Select every line below containing the word "Claus".
-- Start --
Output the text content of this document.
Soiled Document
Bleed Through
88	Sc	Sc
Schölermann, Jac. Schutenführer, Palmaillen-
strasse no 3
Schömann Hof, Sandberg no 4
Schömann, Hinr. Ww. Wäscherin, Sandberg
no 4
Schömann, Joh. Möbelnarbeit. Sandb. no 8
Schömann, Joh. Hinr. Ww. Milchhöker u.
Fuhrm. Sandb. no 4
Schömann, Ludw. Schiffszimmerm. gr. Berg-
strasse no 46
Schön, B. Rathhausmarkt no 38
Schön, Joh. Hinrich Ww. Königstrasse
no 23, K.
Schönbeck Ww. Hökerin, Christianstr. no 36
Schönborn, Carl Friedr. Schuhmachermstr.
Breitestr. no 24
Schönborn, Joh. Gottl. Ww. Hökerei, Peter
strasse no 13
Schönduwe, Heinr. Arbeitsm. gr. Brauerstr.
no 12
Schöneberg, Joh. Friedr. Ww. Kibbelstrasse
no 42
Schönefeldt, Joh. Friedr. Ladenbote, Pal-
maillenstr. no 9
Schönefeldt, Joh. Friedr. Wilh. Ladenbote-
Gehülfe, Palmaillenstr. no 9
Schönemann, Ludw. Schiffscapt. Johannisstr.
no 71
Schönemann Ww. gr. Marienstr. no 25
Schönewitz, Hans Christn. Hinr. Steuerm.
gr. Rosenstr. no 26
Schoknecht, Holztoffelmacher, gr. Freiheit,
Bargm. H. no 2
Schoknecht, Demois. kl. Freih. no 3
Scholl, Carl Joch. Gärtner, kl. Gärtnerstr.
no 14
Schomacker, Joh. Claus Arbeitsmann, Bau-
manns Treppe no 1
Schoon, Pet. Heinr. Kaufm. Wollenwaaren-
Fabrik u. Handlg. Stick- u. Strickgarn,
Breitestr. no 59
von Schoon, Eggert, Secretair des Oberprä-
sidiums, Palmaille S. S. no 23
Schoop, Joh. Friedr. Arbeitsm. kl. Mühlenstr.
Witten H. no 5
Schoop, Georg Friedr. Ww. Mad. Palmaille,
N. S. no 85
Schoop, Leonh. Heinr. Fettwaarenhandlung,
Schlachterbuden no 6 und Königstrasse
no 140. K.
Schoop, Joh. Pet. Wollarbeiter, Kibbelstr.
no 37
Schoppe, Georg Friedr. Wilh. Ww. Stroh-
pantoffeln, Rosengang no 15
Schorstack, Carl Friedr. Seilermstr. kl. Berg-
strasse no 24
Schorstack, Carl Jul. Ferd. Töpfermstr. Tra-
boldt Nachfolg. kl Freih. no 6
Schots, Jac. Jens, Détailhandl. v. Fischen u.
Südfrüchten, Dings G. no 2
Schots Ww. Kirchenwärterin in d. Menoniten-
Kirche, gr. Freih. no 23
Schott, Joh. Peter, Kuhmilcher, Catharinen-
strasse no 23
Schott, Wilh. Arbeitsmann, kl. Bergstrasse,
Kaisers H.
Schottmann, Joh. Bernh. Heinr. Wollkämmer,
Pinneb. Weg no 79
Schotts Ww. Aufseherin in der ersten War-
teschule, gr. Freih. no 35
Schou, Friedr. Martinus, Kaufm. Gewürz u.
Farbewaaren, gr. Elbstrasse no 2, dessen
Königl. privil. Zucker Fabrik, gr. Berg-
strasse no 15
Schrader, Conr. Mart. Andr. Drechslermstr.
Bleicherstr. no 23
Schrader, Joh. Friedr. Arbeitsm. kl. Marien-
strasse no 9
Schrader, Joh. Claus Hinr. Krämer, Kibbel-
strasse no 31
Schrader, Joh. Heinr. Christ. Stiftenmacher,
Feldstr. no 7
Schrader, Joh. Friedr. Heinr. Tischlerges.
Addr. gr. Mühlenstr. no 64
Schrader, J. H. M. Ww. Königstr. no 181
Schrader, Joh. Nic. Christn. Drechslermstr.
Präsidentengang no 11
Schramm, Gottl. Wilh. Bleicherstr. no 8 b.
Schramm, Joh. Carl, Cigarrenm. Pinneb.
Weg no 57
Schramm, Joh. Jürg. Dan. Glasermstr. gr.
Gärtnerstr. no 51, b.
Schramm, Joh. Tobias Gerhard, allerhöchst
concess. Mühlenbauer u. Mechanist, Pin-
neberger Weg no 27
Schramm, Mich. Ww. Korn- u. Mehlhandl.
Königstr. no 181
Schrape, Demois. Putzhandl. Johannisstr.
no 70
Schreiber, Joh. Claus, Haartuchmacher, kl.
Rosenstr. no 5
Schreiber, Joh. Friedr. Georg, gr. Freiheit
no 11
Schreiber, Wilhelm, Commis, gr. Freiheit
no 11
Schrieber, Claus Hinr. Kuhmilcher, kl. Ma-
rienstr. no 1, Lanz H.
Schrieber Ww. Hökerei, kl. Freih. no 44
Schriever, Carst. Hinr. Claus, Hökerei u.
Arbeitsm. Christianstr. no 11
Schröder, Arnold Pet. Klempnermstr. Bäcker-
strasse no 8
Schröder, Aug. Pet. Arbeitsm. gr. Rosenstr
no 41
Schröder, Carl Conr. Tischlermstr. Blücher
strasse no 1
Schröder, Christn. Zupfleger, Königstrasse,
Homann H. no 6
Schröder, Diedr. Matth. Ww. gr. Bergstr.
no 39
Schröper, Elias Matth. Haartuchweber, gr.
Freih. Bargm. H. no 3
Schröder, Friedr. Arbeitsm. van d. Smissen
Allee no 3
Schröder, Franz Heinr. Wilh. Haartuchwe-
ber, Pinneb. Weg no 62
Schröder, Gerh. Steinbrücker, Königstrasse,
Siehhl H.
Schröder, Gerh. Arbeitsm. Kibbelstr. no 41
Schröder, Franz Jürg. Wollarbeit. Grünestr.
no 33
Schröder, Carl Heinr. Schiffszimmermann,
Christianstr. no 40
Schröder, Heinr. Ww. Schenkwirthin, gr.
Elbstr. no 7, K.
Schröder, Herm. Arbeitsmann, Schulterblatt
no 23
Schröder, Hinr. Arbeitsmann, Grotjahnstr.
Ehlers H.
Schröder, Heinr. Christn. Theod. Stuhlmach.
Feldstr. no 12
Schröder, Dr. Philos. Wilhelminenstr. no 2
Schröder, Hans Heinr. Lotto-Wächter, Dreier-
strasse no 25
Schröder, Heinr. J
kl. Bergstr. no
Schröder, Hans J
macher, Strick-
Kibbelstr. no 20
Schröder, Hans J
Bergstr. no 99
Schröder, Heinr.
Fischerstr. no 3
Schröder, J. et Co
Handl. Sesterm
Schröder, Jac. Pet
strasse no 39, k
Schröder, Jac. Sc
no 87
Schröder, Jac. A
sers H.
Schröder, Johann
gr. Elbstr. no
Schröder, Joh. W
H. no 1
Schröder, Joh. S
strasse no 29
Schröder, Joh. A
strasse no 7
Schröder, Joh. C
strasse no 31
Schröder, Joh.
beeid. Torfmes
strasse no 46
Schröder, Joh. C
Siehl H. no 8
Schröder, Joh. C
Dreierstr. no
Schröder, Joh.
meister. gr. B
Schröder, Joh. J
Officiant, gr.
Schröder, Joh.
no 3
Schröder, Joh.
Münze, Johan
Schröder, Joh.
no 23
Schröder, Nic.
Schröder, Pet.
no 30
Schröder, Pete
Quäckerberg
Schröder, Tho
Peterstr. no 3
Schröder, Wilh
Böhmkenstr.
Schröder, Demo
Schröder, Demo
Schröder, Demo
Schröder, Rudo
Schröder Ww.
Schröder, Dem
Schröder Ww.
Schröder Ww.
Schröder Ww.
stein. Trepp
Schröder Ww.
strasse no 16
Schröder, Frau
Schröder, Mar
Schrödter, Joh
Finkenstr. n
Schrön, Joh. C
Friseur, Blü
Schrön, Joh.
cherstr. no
-- End --
The solution:
Schomacker, Joh. Claus Arbeitsmann, Bau-
Schrader, Joh. Claus Hinr. Krämer, Kibbel-
Schreiber, Joh. Claus, Haartuchmacher, kl.
Schrieber, Claus Hinr. Kuhmilcher, kl. Ma-
Schriever, Carst. Hinr. Claus, Hökerei u.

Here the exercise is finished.